- **Stated exercise**: Look through the data below. Pick out the lines holding the string "text".

-- START OF Records supplied --

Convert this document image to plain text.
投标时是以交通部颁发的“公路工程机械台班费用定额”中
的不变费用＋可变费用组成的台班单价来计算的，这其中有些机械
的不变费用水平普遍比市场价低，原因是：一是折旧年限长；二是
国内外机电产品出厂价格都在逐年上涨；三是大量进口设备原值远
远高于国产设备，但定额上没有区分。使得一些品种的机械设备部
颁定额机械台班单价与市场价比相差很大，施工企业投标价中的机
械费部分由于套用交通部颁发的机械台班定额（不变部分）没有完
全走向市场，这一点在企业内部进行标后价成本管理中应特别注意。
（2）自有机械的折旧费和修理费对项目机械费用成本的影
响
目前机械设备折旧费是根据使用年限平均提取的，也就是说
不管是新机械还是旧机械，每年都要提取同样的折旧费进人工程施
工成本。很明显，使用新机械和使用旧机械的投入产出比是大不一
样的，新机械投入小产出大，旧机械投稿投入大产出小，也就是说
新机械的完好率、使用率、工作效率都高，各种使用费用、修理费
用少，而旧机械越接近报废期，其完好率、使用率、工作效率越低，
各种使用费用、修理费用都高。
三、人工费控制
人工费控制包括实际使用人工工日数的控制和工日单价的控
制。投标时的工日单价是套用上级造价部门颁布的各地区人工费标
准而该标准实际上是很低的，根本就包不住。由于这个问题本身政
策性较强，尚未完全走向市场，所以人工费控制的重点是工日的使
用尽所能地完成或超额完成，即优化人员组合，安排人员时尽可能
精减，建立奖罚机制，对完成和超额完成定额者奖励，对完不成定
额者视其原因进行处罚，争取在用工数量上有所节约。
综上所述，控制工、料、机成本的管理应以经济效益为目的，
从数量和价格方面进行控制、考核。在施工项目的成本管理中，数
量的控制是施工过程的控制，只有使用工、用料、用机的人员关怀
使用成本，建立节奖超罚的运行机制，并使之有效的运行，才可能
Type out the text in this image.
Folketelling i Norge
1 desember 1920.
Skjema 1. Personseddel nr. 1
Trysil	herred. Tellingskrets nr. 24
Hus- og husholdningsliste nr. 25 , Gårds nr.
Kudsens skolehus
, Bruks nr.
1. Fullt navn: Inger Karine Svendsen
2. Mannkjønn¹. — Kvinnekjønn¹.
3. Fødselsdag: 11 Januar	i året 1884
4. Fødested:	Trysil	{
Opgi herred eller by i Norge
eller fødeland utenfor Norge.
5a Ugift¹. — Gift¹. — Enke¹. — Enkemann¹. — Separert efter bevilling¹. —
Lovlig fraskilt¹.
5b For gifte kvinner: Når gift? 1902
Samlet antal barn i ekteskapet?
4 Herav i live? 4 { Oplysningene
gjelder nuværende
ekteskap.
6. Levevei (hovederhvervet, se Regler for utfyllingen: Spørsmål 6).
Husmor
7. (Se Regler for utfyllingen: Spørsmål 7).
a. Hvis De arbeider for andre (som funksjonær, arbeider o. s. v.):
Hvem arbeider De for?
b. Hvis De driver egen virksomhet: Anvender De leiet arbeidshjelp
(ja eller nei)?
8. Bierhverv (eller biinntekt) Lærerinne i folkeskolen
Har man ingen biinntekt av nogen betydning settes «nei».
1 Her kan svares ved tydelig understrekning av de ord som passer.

-- END OF Records supplied --

- **Task answer**:
Convert this document image to plain text.
Type out the text in this image.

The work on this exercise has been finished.